=== WORK TO BE COMPLETED ===
Transcribe, character for character, only the lines of the entries from the line that contains "x-tick-label: 2012 xyxy=(173,181,185,187)" up to and including the line that contains "plot-bg xyxy=(22,22,274,178)".

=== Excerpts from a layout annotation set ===
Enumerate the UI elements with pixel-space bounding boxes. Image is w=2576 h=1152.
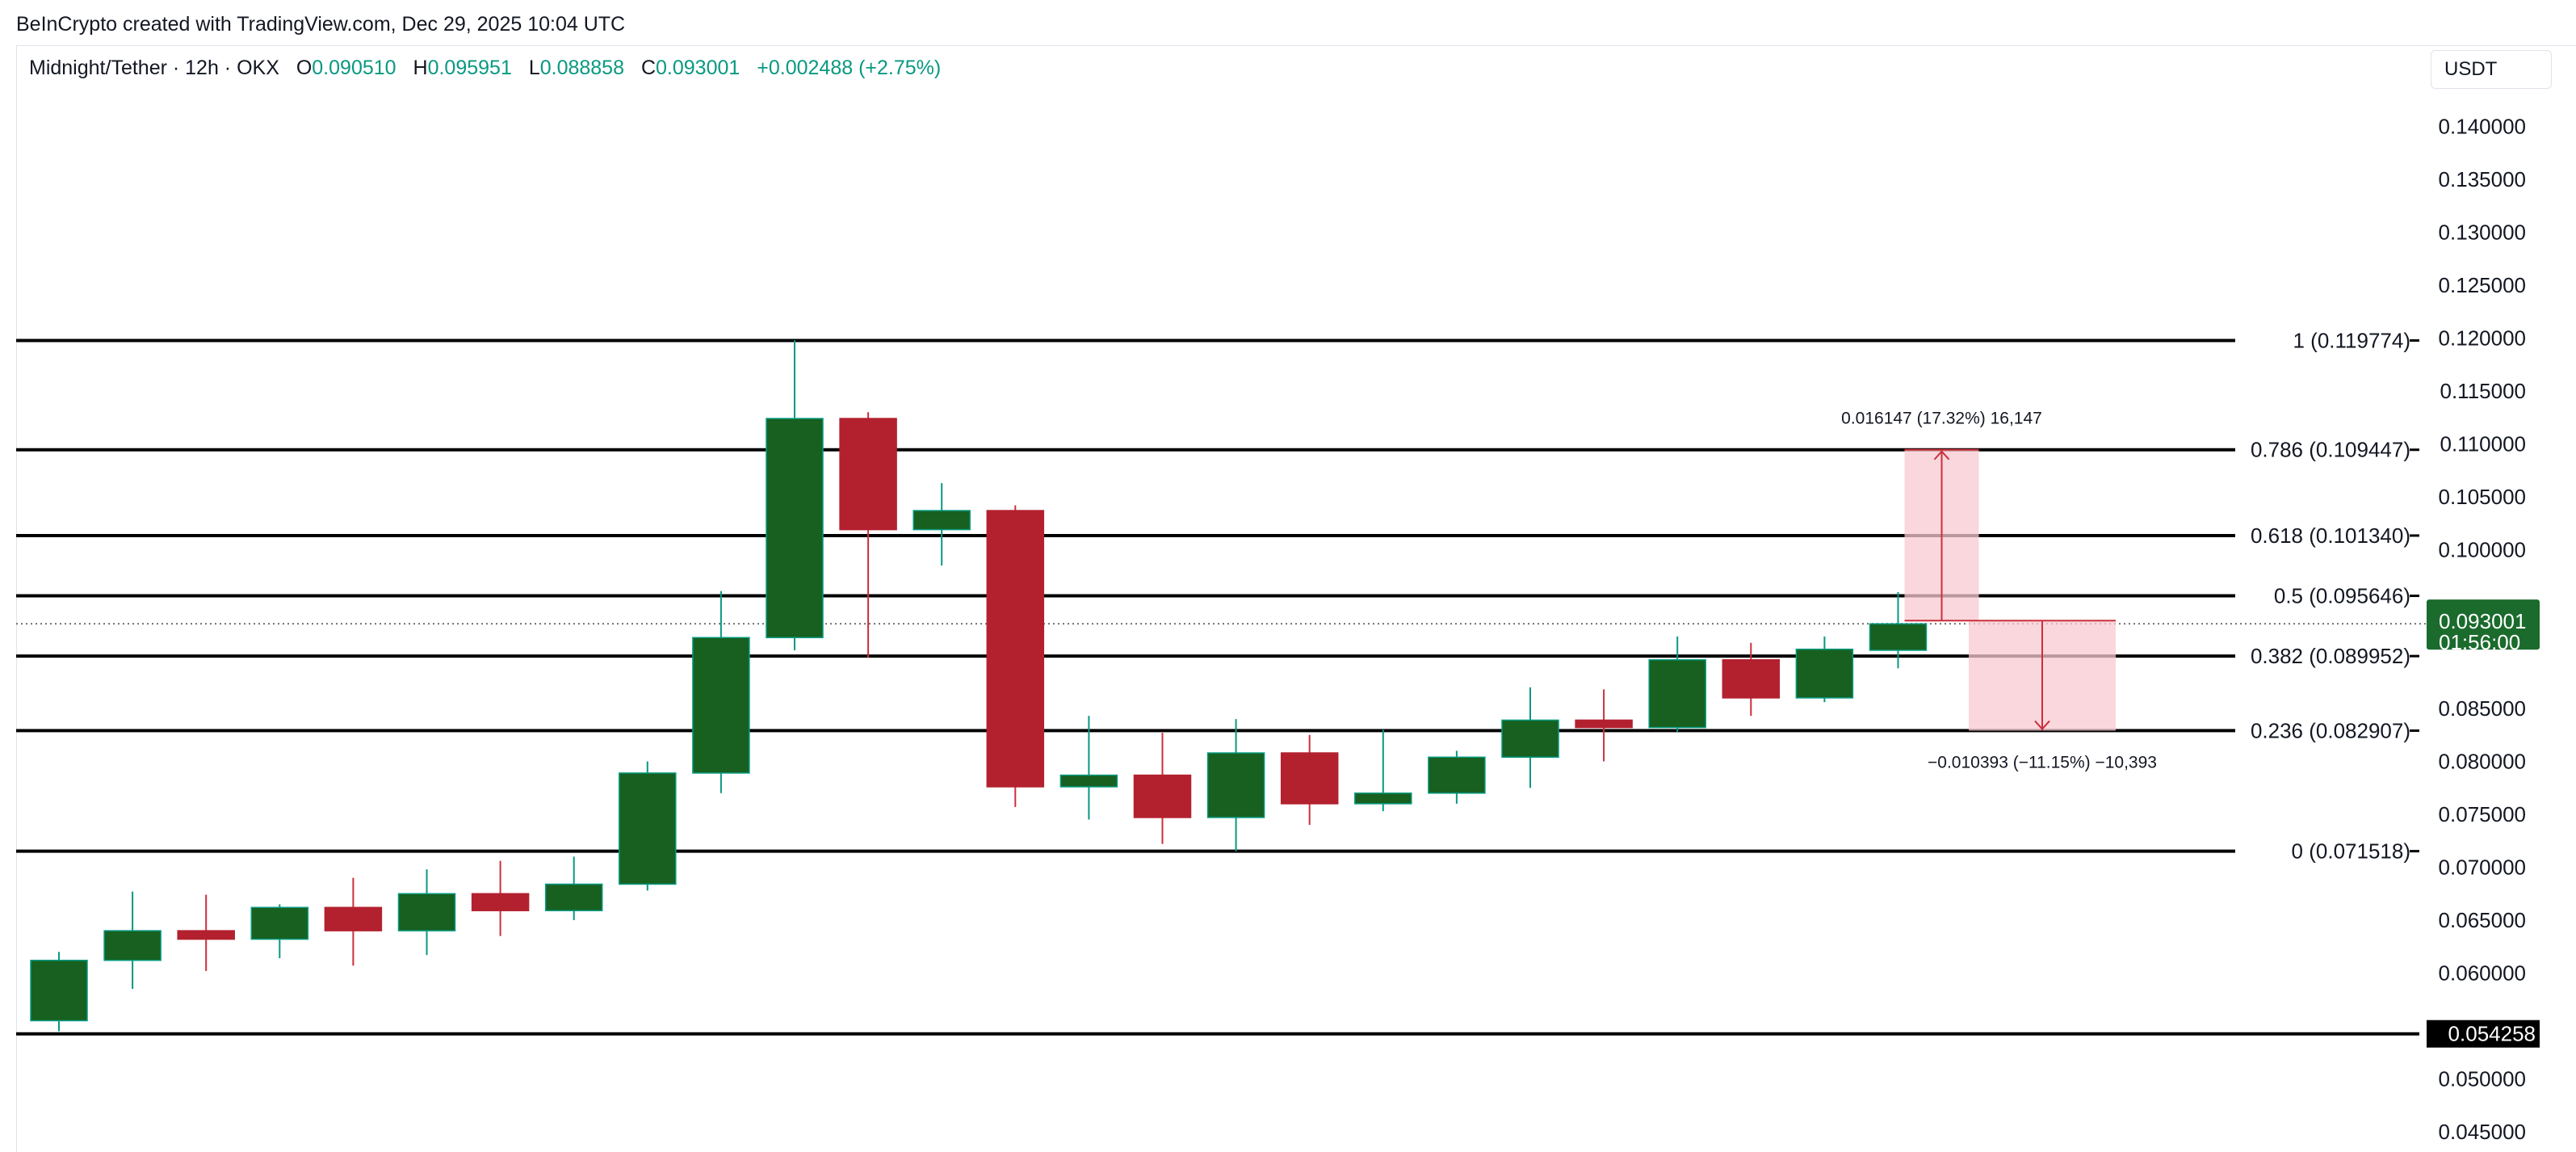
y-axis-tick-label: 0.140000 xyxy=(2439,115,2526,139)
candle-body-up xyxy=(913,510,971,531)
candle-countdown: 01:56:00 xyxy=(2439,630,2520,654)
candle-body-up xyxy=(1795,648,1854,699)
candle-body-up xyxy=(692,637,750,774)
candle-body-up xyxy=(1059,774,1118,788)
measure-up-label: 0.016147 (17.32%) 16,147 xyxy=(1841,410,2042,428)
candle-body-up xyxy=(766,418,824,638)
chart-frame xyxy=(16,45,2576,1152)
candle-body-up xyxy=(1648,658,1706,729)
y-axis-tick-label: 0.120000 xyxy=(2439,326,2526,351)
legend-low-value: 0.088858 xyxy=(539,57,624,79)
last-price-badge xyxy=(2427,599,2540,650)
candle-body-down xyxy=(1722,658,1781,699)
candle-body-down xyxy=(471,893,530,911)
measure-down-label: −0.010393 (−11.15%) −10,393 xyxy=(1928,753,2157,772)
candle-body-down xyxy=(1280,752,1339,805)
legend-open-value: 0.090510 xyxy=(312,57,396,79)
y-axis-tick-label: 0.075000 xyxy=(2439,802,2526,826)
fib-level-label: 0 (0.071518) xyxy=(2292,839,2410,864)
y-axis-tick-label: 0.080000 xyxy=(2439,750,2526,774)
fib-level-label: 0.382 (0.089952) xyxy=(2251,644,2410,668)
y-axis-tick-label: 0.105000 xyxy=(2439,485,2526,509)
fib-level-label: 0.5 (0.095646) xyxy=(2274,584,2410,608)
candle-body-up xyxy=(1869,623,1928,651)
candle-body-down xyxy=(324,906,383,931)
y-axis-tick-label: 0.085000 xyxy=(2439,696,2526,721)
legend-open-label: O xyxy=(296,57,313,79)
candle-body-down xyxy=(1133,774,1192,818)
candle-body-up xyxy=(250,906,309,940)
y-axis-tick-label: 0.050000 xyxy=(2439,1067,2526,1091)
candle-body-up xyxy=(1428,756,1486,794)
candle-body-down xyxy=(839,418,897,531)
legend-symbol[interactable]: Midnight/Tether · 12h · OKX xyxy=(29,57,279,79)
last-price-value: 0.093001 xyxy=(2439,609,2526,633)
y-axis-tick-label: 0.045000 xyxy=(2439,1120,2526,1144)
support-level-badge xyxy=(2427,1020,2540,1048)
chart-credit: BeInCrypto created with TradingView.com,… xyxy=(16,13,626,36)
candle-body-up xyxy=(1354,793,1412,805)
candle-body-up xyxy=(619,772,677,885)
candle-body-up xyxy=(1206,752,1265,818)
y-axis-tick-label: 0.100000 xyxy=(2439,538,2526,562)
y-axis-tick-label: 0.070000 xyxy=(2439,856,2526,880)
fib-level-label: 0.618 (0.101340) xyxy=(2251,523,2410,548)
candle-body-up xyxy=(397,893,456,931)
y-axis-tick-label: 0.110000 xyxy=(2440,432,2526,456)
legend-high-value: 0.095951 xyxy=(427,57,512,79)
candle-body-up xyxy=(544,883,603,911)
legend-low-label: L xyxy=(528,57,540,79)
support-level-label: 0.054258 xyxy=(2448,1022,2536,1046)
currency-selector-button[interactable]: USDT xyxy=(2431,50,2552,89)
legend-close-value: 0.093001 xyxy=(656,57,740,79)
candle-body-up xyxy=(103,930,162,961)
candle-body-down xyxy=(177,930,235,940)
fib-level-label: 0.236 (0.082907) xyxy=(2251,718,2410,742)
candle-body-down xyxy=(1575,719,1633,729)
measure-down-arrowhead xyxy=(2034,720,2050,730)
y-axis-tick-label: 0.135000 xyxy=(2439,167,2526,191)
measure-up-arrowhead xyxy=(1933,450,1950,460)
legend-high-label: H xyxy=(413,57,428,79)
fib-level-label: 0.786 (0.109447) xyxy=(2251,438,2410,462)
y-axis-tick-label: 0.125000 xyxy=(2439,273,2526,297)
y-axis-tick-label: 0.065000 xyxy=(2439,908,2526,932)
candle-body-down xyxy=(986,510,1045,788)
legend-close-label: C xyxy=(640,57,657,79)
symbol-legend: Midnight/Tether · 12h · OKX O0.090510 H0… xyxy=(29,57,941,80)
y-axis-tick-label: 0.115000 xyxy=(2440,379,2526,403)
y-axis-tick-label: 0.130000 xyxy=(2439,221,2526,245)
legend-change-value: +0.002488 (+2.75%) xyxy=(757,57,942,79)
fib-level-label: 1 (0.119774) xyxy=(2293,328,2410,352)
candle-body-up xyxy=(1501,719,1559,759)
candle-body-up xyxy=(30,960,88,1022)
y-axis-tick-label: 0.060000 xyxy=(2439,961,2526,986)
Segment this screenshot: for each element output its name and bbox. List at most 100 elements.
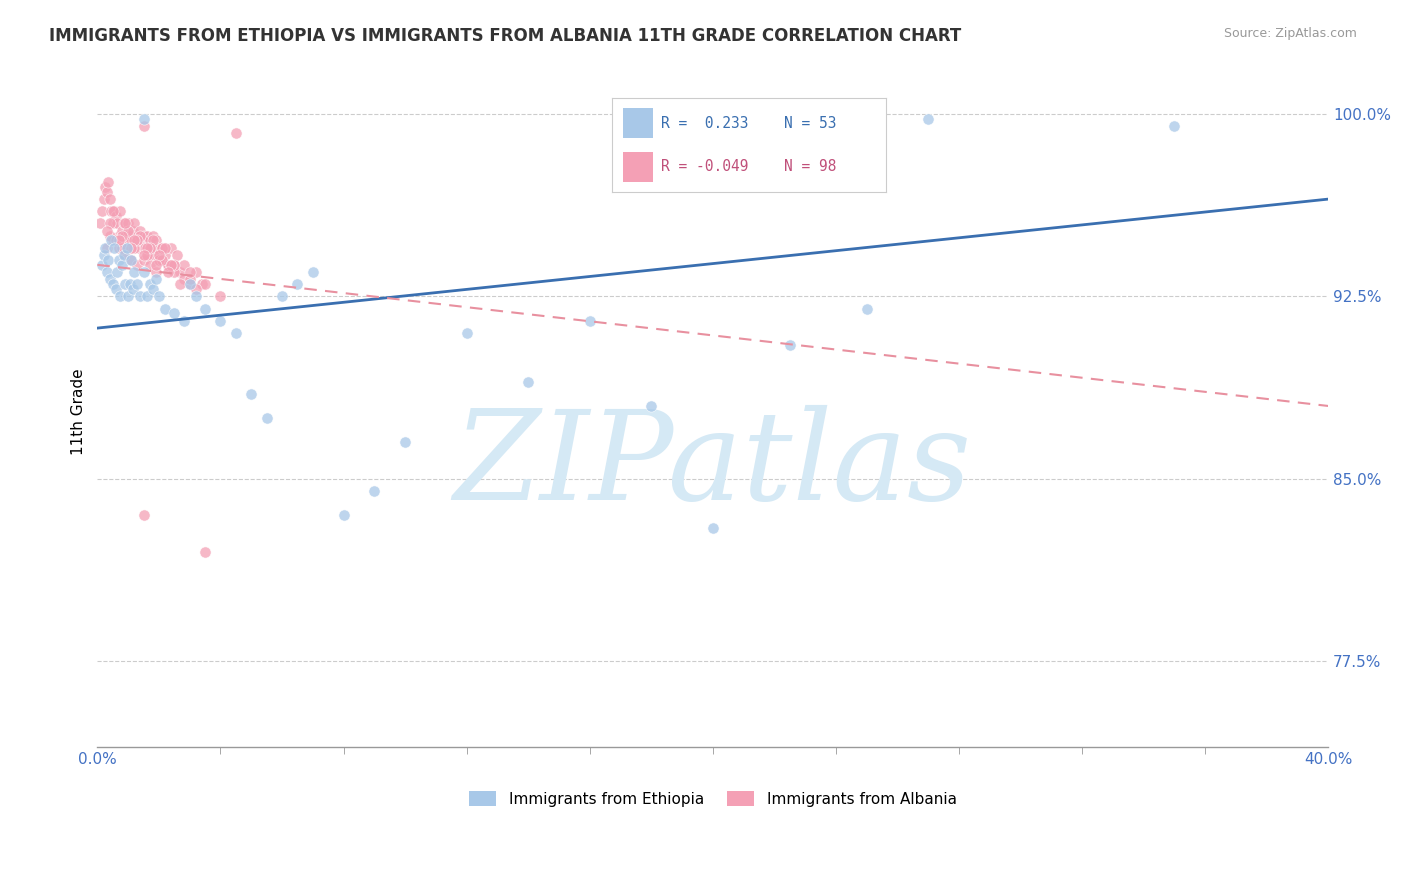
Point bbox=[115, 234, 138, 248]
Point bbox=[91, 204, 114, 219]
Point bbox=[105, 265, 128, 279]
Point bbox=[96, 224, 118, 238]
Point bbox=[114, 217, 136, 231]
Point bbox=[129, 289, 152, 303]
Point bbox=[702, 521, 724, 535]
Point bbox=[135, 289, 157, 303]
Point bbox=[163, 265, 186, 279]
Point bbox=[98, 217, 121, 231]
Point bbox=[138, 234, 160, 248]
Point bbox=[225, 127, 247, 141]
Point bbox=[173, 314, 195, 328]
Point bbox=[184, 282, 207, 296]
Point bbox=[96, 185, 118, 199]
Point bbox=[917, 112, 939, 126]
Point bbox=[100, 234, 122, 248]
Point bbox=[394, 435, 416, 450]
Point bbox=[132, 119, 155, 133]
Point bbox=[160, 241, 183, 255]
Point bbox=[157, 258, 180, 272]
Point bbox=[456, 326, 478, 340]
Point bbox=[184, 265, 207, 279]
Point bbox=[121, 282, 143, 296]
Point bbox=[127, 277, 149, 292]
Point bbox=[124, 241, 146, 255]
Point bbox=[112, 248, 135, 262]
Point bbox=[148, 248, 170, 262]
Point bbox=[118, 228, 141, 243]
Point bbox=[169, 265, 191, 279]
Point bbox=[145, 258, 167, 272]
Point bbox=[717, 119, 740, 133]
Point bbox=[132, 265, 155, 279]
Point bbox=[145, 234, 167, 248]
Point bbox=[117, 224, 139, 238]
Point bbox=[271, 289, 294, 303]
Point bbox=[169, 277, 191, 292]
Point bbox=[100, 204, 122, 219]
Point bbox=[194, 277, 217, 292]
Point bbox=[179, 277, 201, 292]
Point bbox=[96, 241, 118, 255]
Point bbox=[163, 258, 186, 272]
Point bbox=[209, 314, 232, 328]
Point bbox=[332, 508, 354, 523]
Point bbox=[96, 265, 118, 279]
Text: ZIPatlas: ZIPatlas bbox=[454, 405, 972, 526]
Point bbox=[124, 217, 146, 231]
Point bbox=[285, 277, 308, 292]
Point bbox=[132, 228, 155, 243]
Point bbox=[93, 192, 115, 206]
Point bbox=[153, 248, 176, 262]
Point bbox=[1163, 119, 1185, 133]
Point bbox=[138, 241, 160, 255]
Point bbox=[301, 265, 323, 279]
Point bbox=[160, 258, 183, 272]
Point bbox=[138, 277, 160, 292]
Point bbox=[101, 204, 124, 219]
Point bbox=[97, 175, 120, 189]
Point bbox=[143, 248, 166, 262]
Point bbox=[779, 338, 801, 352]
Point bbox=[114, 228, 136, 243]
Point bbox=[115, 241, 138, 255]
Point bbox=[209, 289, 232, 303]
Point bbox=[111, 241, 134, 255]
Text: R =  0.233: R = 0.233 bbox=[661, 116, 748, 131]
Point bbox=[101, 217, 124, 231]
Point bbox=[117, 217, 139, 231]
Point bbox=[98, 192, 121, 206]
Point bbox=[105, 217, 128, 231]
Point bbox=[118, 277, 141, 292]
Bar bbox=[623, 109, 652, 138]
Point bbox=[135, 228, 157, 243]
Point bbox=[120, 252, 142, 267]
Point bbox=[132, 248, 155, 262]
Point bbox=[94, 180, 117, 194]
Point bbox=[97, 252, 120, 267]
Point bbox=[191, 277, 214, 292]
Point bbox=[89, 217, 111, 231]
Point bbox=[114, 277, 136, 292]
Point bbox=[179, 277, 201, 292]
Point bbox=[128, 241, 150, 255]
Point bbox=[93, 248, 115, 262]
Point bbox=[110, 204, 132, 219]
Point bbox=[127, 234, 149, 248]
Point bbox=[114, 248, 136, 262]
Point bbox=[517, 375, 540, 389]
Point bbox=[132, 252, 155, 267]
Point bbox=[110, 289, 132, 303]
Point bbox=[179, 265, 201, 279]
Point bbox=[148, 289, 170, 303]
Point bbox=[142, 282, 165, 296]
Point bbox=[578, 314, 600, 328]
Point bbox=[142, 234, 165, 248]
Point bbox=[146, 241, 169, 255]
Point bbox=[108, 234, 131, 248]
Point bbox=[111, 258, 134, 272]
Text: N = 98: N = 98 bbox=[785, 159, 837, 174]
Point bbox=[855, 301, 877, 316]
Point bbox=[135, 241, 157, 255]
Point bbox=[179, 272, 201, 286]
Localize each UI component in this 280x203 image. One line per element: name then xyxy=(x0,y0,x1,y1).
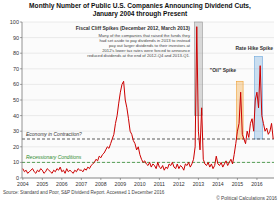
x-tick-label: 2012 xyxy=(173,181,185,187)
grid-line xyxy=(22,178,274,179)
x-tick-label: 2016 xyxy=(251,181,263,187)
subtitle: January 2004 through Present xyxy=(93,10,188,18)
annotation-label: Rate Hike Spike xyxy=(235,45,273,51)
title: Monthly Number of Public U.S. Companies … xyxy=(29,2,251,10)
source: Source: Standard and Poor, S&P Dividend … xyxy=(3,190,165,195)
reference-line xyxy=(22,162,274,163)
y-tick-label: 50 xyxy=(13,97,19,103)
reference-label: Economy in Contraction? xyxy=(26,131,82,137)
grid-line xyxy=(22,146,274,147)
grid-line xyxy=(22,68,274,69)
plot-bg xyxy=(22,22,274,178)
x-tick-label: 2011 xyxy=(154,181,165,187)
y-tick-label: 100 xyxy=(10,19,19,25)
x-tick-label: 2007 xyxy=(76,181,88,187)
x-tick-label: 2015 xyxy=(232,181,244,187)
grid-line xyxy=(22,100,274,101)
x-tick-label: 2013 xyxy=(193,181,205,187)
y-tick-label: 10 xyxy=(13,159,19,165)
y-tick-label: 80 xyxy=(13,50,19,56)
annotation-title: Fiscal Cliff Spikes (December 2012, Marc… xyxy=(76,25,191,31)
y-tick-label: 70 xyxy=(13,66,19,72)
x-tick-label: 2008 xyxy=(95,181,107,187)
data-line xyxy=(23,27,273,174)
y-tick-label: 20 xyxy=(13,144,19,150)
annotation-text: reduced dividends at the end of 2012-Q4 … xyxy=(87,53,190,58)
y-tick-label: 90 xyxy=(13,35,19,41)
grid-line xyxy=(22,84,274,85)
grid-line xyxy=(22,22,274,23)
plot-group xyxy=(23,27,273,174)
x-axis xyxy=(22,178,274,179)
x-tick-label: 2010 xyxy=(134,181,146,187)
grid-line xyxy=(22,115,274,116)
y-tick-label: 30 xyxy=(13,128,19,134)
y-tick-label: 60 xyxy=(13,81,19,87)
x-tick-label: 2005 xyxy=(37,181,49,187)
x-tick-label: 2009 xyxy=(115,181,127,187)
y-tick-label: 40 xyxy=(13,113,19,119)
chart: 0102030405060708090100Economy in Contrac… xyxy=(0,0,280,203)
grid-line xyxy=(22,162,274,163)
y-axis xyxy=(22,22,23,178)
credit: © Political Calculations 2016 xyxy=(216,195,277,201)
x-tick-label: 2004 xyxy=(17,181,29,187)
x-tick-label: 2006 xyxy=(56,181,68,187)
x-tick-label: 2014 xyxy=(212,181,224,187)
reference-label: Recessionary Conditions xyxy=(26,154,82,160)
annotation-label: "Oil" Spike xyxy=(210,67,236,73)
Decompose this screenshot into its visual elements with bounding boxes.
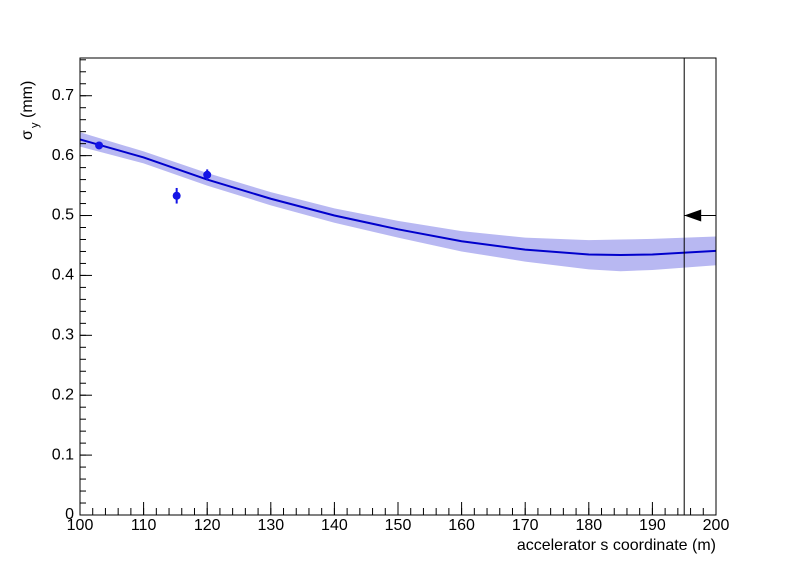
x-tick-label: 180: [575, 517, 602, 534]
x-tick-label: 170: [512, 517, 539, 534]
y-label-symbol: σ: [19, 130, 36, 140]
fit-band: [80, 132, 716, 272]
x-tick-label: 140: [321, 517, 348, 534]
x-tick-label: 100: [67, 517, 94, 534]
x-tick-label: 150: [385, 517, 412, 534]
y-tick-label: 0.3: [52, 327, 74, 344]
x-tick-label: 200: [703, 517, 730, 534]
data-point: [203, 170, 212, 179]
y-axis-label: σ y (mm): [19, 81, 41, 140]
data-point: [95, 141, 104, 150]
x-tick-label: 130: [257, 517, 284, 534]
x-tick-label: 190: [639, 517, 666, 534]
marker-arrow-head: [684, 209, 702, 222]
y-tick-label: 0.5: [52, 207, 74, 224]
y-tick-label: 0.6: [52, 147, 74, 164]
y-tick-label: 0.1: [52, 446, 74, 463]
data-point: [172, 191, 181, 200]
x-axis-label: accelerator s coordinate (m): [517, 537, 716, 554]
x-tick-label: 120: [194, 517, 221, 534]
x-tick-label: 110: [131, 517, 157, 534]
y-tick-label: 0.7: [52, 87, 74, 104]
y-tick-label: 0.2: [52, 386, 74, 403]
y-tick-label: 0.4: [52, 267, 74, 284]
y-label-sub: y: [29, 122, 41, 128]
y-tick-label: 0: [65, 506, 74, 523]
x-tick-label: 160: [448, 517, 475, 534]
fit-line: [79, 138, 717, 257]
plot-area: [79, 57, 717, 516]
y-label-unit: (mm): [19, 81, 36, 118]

=== EXERCISE OUTPUT ===
x-tick-label: 2012 xyxy=(173,181,185,187)
grid-line xyxy=(22,178,274,179)
x-tick-label: 2016 xyxy=(251,181,263,187)
subtitle: January 2004 through Present xyxy=(93,10,188,18)
annotation-label: Rate Hike Spike xyxy=(235,45,273,51)
title: Monthly Number of Public U.S. Companies … xyxy=(29,2,251,10)
source: Source: Standard and Poor, S&P Dividend … xyxy=(3,190,165,195)
reference-line xyxy=(22,162,274,163)
y-tick-label: 50 xyxy=(13,97,19,103)
reference-label: Economy in Contraction? xyxy=(26,131,82,137)
grid-line xyxy=(22,146,274,147)
grid-line xyxy=(22,68,274,69)
plot-bg xyxy=(22,22,274,178)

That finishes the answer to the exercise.